(Collection entries)

<<<<

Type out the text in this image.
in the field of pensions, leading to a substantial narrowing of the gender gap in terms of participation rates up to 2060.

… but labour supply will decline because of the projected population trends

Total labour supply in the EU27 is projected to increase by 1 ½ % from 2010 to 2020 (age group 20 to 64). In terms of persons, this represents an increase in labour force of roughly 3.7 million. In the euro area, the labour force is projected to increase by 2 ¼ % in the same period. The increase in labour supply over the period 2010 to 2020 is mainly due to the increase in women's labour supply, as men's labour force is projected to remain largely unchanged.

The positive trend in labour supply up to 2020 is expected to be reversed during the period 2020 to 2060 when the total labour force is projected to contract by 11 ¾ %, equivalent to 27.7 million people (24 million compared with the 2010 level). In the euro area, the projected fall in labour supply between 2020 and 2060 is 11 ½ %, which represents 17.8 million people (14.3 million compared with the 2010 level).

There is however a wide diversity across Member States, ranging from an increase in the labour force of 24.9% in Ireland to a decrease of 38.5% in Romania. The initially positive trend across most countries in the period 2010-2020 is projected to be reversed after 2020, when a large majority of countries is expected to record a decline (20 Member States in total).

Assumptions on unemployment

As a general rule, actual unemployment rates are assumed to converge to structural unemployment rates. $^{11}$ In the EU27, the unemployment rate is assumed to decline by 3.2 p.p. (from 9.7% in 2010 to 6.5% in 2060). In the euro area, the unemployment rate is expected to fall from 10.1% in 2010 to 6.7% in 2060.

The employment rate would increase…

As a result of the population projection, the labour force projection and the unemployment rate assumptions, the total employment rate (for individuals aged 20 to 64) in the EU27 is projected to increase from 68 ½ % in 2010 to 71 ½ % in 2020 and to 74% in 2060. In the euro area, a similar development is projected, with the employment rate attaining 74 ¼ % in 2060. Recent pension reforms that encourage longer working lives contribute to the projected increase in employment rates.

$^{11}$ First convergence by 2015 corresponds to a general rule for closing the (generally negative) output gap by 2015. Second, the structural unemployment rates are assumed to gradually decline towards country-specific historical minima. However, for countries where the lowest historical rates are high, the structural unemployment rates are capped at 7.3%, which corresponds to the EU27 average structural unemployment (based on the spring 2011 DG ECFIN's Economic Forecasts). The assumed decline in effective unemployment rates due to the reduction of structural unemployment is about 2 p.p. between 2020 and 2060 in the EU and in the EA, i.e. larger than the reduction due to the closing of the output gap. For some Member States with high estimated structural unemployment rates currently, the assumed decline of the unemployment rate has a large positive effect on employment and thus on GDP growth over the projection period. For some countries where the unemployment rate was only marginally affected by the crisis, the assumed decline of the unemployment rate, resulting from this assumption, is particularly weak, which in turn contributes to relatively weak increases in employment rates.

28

>>>>

Exercise instructions:
Filter the records down to the lines that contain the string "represents", and copy those lines.

Correct result:
Total labour supply in the EU27 is projected to increase by 1 ½ % from 2010 to 2020 (age group 20 to 64). In terms of persons, this represents an increase in labour force of roughly 3.7 million. In the euro area, the labour force is projected to increase by 2 ¼ % in the same period. The increase in labour supply over the period 2010 to 2020 is mainly due to the increase in women's labour supply, as men's labour force is projected to remain largely unchanged.
The positive trend in labour supply up to 2020 is expected to be reversed during the period 2020 to 2060 when the total labour force is projected to contract by 11 ¾ %, equivalent to 27.7 million people (24 million compared with the 2010 level). In the euro area, the projected fall in labour supply between 2020 and 2060 is 11 ½ %, which represents 17.8 million people (14.3 million compared with the 2010 level).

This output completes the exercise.